PROBLEM: The data below is to be returned in full and exactly.

• • • •

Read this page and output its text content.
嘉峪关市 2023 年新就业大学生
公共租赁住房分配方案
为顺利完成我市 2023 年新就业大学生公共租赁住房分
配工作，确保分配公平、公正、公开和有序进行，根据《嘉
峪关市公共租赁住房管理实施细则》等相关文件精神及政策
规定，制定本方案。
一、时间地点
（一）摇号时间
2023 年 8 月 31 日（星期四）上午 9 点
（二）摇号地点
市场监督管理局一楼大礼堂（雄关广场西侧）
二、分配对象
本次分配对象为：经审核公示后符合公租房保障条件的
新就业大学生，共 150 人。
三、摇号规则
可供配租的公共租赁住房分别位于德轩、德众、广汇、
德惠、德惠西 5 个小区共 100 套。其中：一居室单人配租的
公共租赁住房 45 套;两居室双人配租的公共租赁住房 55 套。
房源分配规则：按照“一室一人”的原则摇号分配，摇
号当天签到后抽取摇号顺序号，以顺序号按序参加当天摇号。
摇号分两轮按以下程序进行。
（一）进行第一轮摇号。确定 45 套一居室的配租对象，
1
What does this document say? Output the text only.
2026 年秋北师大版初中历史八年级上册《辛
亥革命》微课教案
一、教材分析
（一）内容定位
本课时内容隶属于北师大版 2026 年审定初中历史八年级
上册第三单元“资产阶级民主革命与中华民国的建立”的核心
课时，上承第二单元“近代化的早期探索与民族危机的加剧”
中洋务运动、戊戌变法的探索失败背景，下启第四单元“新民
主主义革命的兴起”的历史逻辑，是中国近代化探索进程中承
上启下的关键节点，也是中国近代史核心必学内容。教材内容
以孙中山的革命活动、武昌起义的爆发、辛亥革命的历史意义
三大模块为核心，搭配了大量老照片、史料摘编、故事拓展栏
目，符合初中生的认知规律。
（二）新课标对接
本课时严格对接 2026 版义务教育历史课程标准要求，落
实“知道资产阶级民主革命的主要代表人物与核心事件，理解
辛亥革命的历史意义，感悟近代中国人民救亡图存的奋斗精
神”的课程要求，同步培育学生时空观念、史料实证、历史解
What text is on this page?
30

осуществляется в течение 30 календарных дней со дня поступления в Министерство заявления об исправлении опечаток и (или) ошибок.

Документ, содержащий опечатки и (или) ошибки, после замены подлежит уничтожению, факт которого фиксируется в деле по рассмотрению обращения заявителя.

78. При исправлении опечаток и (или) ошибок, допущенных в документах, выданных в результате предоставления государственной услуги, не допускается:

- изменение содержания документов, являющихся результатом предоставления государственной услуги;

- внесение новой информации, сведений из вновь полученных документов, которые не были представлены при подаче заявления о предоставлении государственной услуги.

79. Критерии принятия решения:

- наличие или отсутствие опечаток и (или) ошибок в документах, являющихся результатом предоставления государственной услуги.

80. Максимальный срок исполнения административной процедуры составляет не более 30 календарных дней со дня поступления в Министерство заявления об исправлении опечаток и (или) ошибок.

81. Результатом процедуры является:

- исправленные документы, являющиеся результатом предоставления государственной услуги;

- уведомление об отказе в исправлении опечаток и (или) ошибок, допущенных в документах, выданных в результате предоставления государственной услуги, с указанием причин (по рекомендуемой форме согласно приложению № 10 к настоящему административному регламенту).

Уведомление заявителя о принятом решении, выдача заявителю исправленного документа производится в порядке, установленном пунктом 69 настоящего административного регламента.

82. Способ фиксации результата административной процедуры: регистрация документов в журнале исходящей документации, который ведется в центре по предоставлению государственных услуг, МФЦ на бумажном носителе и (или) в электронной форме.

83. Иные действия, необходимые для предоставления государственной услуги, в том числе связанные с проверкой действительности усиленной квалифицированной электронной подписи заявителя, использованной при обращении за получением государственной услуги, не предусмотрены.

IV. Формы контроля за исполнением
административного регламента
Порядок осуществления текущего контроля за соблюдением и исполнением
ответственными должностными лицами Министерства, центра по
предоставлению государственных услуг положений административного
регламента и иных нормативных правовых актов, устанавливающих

• • • •

TASK RESPONSE:
Read this page and output its text content.
嘉峪关市 2023 年新就业大学生
公共租赁住房分配方案
为顺利完成我市 2023 年新就业大学生公共租赁住房分
配工作，确保分配公平、公正、公开和有序进行，根据《嘉
峪关市公共租赁住房管理实施细则》等相关文件精神及政策
规定，制定本方案。
一、时间地点
（一）摇号时间
2023 年 8 月 31 日（星期四）上午 9 点
（二）摇号地点
市场监督管理局一楼大礼堂（雄关广场西侧）
二、分配对象
本次分配对象为：经审核公示后符合公租房保障条件的
新就业大学生，共 150 人。
三、摇号规则
可供配租的公共租赁住房分别位于德轩、德众、广汇、
德惠、德惠西 5 个小区共 100 套。其中：一居室单人配租的
公共租赁住房 45 套;两居室双人配租的公共租赁住房 55 套。
房源分配规则：按照“一室一人”的原则摇号分配，摇
号当天签到后抽取摇号顺序号，以顺序号按序参加当天摇号。
摇号分两轮按以下程序进行。
（一）进行第一轮摇号。确定 45 套一居室的配租对象，
1
What does this document say? Output the text only.
2026 年秋北师大版初中历史八年级上册《辛
亥革命》微课教案
一、教材分析
（一）内容定位
本课时内容隶属于北师大版 2026 年审定初中历史八年级
上册第三单元“资产阶级民主革命与中华民国的建立”的核心
课时，上承第二单元“近代化的早期探索与民族危机的加剧”
中洋务运动、戊戌变法的探索失败背景，下启第四单元“新民
主主义革命的兴起”的历史逻辑，是中国近代化探索进程中承
上启下的关键节点，也是中国近代史核心必学内容。教材内容
以孙中山的革命活动、武昌起义的爆发、辛亥革命的历史意义
三大模块为核心，搭配了大量老照片、史料摘编、故事拓展栏
目，符合初中生的认知规律。
（二）新课标对接
本课时严格对接 2026 版义务教育历史课程标准要求，落
实“知道资产阶级民主革命的主要代表人物与核心事件，理解
辛亥革命的历史意义，感悟近代中国人民救亡图存的奋斗精
神”的课程要求，同步培育学生时空观念、史料实证、历史解
What text is on this page?
30

осуществляется в течение 30 календарных дней со дня поступления в Министерство заявления об исправлении опечаток и (или) ошибок.

Документ, содержащий опечатки и (или) ошибки, после замены подлежит уничтожению, факт которого фиксируется в деле по рассмотрению обращения заявителя.

78. При исправлении опечаток и (или) ошибок, допущенных в документах, выданных в результате предоставления государственной услуги, не допускается:

- изменение содержания документов, являющихся результатом предоставления государственной услуги;

- внесение новой информации, сведений из вновь полученных документов, которые не были представлены при подаче заявления о предоставлении государственной услуги.

79. Критерии принятия решения:

- наличие или отсутствие опечаток и (или) ошибок в документах, являющихся результатом предоставления государственной услуги.

80. Максимальный срок исполнения административной процедуры составляет не более 30 календарных дней со дня поступления в Министерство заявления об исправлении опечаток и (или) ошибок.

81. Результатом процедуры является:

- исправленные документы, являющиеся результатом предоставления государственной услуги;

- уведомление об отказе в исправлении опечаток и (или) ошибок, допущенных в документах, выданных в результате предоставления государственной услуги, с указанием причин (по рекомендуемой форме согласно приложению № 10 к настоящему административному регламенту).

Уведомление заявителя о принятом решении, выдача заявителю исправленного документа производится в порядке, установленном пунктом 69 настоящего административного регламента.

82. Способ фиксации результата административной процедуры: регистрация документов в журнале исходящей документации, который ведется в центре по предоставлению государственных услуг, МФЦ на бумажном носителе и (или) в электронной форме.

83. Иные действия, необходимые для предоставления государственной услуги, в том числе связанные с проверкой действительности усиленной квалифицированной электронной подписи заявителя, использованной при обращении за получением государственной услуги, не предусмотрены.

IV. Формы контроля за исполнением
административного регламента
Порядок осуществления текущего контроля за соблюдением и исполнением
ответственными должностными лицами Министерства, центра по
предоставлению государственных услуг положений административного
регламента и иных нормативных правовых актов, устанавливающих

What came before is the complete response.